(Element position data)
■ ■ ■ ■ ■
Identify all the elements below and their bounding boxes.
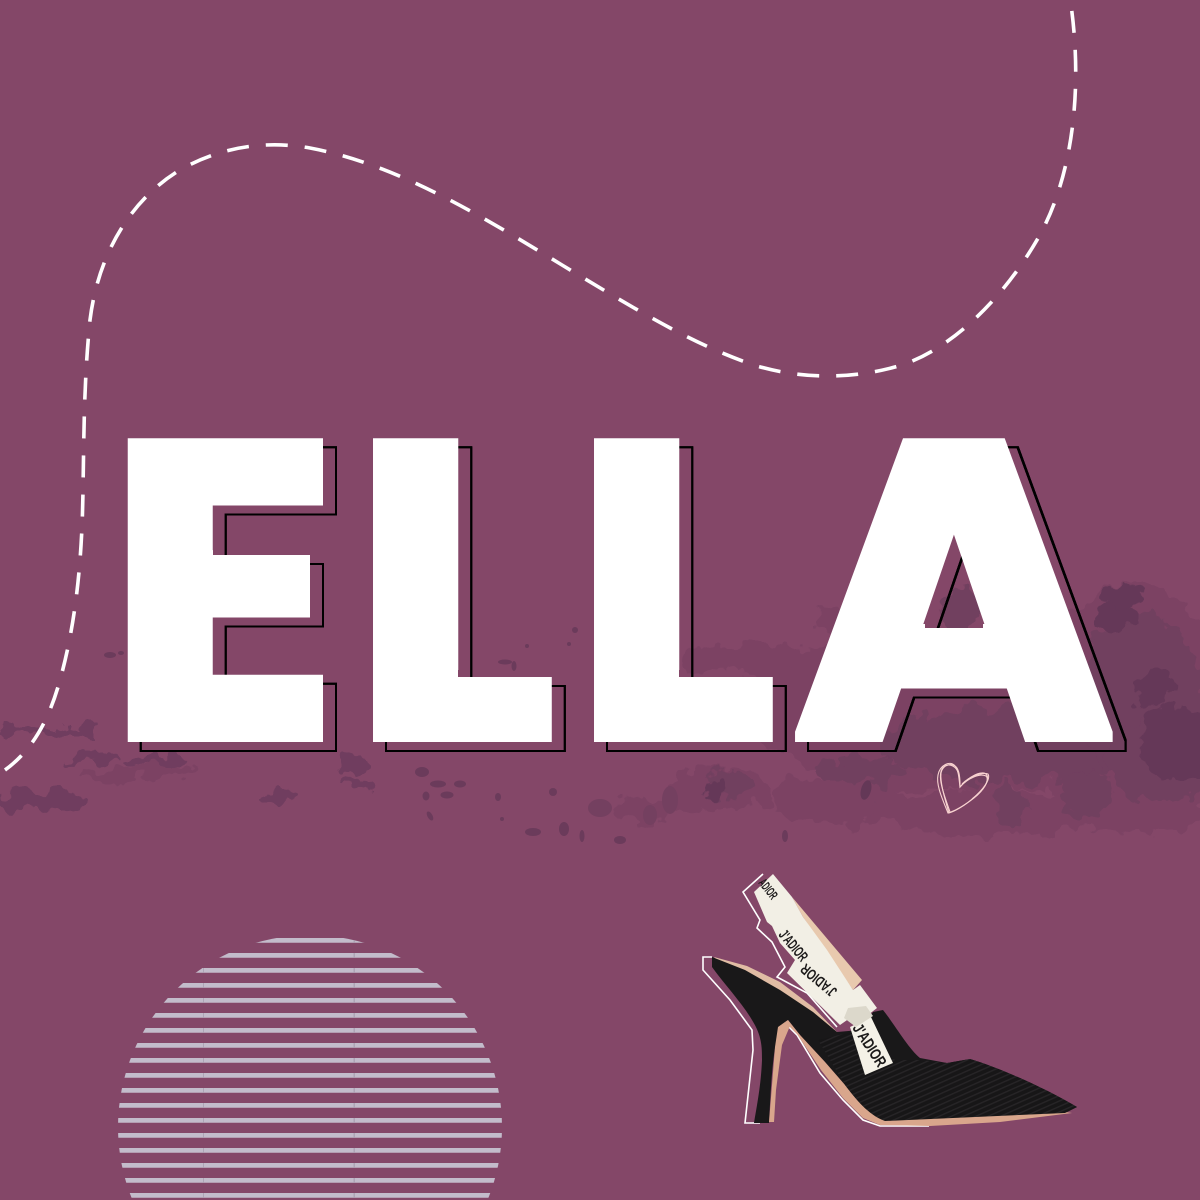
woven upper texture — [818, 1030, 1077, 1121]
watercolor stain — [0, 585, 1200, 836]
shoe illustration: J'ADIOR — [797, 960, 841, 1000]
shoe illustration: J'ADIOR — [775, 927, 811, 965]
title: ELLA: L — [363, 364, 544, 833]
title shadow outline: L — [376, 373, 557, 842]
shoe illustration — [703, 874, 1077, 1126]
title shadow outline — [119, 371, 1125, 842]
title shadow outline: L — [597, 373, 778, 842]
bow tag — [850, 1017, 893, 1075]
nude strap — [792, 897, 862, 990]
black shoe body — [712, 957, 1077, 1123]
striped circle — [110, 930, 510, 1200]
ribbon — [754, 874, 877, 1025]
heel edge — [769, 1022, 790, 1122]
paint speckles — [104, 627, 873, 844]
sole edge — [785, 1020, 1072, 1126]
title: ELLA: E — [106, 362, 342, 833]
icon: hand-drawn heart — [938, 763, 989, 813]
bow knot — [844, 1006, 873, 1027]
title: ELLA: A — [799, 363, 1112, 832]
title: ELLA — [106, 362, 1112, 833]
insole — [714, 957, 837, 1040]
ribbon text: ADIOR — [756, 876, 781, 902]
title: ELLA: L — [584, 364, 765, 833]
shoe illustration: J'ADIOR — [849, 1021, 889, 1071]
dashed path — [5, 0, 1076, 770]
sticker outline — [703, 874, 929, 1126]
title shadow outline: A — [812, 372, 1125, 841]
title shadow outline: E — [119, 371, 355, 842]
■ ■ ■ ■ ■
Goal of the exercise = List the lines of the entries above as a numbered list, skipping blank lines, from the line with "woven upper texture — [818, 1030, 1077, 1121]" up to and including the line with "bow knot — [844, 1006, 873, 1027]".

Solution to this task =
1. woven upper texture — [818, 1030, 1077, 1121]
2. watercolor stain — [0, 585, 1200, 836]
3. shoe illustration: J'ADIOR — [797, 960, 841, 1000]
4. shoe illustration: J'ADIOR — [775, 927, 811, 965]
5. title: ELLA: L — [363, 364, 544, 833]
6. title shadow outline: L — [376, 373, 557, 842]
7. shoe illustration — [703, 874, 1077, 1126]
8. title shadow outline — [119, 371, 1125, 842]
9. title shadow outline: L — [597, 373, 778, 842]
10. bow tag — [850, 1017, 893, 1075]
11. nude strap — [792, 897, 862, 990]
12. black shoe body — [712, 957, 1077, 1123]
13. striped circle — [110, 930, 510, 1200]
14. ribbon — [754, 874, 877, 1025]
15. heel edge — [769, 1022, 790, 1122]
16. paint speckles — [104, 627, 873, 844]
17. sole edge — [785, 1020, 1072, 1126]
18. title: ELLA: E — [106, 362, 342, 833]
19. icon: hand-drawn heart — [938, 763, 989, 813]
20. bow knot — [844, 1006, 873, 1027]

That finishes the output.